◆ What is asked
Send back all the data below, exactly as given.

◆ Material for this task
——————

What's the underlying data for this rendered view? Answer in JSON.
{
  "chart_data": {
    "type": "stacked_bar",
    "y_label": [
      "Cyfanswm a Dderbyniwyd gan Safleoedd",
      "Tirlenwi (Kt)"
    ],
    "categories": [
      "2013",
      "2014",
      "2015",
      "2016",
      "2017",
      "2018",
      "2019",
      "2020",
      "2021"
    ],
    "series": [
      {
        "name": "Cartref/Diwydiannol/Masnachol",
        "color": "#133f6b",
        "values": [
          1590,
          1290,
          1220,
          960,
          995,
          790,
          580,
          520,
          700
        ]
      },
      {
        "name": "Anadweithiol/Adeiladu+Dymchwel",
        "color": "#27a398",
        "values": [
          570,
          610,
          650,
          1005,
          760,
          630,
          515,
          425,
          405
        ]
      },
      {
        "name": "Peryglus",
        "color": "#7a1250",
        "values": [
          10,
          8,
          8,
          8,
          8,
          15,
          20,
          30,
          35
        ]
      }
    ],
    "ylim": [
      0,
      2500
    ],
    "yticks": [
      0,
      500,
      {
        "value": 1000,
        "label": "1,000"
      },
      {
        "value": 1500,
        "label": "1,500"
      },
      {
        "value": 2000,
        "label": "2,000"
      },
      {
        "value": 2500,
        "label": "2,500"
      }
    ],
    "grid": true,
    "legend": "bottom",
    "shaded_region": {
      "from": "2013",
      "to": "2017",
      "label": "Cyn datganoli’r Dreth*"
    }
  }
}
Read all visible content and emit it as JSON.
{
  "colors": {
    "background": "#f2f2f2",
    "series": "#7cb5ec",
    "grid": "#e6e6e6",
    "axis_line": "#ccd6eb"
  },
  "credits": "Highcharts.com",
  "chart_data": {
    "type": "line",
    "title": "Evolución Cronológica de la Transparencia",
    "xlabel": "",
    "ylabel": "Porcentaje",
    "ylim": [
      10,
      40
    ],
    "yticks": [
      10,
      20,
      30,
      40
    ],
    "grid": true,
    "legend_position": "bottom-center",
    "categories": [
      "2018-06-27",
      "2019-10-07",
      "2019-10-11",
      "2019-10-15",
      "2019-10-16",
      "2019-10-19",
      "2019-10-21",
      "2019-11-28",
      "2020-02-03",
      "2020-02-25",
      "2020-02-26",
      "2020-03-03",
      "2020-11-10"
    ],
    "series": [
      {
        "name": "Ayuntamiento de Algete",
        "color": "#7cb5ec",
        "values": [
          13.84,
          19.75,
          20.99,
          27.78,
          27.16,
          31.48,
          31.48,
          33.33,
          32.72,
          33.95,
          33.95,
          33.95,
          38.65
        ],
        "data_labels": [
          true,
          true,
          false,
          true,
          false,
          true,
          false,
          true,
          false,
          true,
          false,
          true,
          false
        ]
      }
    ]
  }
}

——————

◆ Problem solution
What's the underlying data for this rendered view? Answer in JSON.
{
  "chart_data": {
    "type": "stacked_bar",
    "y_label": [
      "Cyfanswm a Dderbyniwyd gan Safleoedd",
      "Tirlenwi (Kt)"
    ],
    "categories": [
      "2013",
      "2014",
      "2015",
      "2016",
      "2017",
      "2018",
      "2019",
      "2020",
      "2021"
    ],
    "series": [
      {
        "name": "Cartref/Diwydiannol/Masnachol",
        "color": "#133f6b",
        "values": [
          1590,
          1290,
          1220,
          960,
          995,
          790,
          580,
          520,
          700
        ]
      },
      {
        "name": "Anadweithiol/Adeiladu+Dymchwel",
        "color": "#27a398",
        "values": [
          570,
          610,
          650,
          1005,
          760,
          630,
          515,
          425,
          405
        ]
      },
      {
        "name": "Peryglus",
        "color": "#7a1250",
        "values": [
          10,
          8,
          8,
          8,
          8,
          15,
          20,
          30,
          35
        ]
      }
    ],
    "ylim": [
      0,
      2500
    ],
    "yticks": [
      0,
      500,
      {
        "value": 1000,
        "label": "1,000"
      },
      {
        "value": 1500,
        "label": "1,500"
      },
      {
        "value": 2000,
        "label": "2,000"
      },
      {
        "value": 2500,
        "label": "2,500"
      }
    ],
    "grid": true,
    "legend": "bottom",
    "shaded_region": {
      "from": "2013",
      "to": "2017",
      "label": "Cyn datganoli’r Dreth*"
    }
  }
}
Read all visible content and emit it as JSON.
{
  "colors": {
    "background": "#f2f2f2",
    "series": "#7cb5ec",
    "grid": "#e6e6e6",
    "axis_line": "#ccd6eb"
  },
  "credits": "Highcharts.com",
  "chart_data": {
    "type": "line",
    "title": "Evolución Cronológica de la Transparencia",
    "xlabel": "",
    "ylabel": "Porcentaje",
    "ylim": [
      10,
      40
    ],
    "yticks": [
      10,
      20,
      30,
      40
    ],
    "grid": true,
    "legend_position": "bottom-center",
    "categories": [
      "2018-06-27",
      "2019-10-07",
      "2019-10-11",
      "2019-10-15",
      "2019-10-16",
      "2019-10-19",
      "2019-10-21",
      "2019-11-28",
      "2020-02-03",
      "2020-02-25",
      "2020-02-26",
      "2020-03-03",
      "2020-11-10"
    ],
    "series": [
      {
        "name": "Ayuntamiento de Algete",
        "color": "#7cb5ec",
        "values": [
          13.84,
          19.75,
          20.99,
          27.78,
          27.16,
          31.48,
          31.48,
          33.33,
          32.72,
          33.95,
          33.95,
          33.95,
          38.65
        ],
        "data_labels": [
          true,
          true,
          false,
          true,
          false,
          true,
          false,
          true,
          false,
          true,
          false,
          true,
          false
        ]
      }
    ]
  }
}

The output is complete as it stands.